***** Records *****
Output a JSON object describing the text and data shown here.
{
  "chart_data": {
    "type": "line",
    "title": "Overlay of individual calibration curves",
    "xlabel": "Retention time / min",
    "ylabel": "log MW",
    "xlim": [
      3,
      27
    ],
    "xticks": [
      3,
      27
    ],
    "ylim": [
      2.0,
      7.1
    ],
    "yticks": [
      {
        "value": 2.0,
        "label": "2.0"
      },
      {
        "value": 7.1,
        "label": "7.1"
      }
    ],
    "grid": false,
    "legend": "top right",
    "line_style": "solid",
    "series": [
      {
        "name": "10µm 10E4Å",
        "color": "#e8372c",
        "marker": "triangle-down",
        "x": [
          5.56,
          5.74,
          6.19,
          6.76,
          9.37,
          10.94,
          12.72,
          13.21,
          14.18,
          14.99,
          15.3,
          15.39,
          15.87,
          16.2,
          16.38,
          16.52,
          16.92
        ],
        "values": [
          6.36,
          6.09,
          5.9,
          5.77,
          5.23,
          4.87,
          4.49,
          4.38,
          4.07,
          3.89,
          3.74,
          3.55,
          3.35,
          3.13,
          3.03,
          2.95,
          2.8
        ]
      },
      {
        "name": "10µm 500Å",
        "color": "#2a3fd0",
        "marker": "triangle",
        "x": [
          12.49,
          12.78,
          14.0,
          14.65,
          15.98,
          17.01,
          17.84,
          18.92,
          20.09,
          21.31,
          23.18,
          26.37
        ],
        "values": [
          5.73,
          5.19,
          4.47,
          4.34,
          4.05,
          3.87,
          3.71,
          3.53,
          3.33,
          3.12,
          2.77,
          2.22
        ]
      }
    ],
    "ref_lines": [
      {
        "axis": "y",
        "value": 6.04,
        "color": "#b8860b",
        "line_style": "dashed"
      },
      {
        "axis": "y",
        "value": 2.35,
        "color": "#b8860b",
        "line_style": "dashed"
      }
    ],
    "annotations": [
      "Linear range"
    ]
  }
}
*****
## [Written request]
In full and verbatim, repeat the records given above.

## [Task output]
Output a JSON object describing the text and data shown here.
{
  "chart_data": {
    "type": "line",
    "title": "Overlay of individual calibration curves",
    "xlabel": "Retention time / min",
    "ylabel": "log MW",
    "xlim": [
      3,
      27
    ],
    "xticks": [
      3,
      27
    ],
    "ylim": [
      2.0,
      7.1
    ],
    "yticks": [
      {
        "value": 2.0,
        "label": "2.0"
      },
      {
        "value": 7.1,
        "label": "7.1"
      }
    ],
    "grid": false,
    "legend": "top right",
    "line_style": "solid",
    "series": [
      {
        "name": "10µm 10E4Å",
        "color": "#e8372c",
        "marker": "triangle-down",
        "x": [
          5.56,
          5.74,
          6.19,
          6.76,
          9.37,
          10.94,
          12.72,
          13.21,
          14.18,
          14.99,
          15.3,
          15.39,
          15.87,
          16.2,
          16.38,
          16.52,
          16.92
        ],
        "values": [
          6.36,
          6.09,
          5.9,
          5.77,
          5.23,
          4.87,
          4.49,
          4.38,
          4.07,
          3.89,
          3.74,
          3.55,
          3.35,
          3.13,
          3.03,
          2.95,
          2.8
        ]
      },
      {
        "name": "10µm 500Å",
        "color": "#2a3fd0",
        "marker": "triangle",
        "x": [
          12.49,
          12.78,
          14.0,
          14.65,
          15.98,
          17.01,
          17.84,
          18.92,
          20.09,
          21.31,
          23.18,
          26.37
        ],
        "values": [
          5.73,
          5.19,
          4.47,
          4.34,
          4.05,
          3.87,
          3.71,
          3.53,
          3.33,
          3.12,
          2.77,
          2.22
        ]
      }
    ],
    "ref_lines": [
      {
        "axis": "y",
        "value": 6.04,
        "color": "#b8860b",
        "line_style": "dashed"
      },
      {
        "axis": "y",
        "value": 2.35,
        "color": "#b8860b",
        "line_style": "dashed"
      }
    ],
    "annotations": [
      "Linear range"
    ]
  }
}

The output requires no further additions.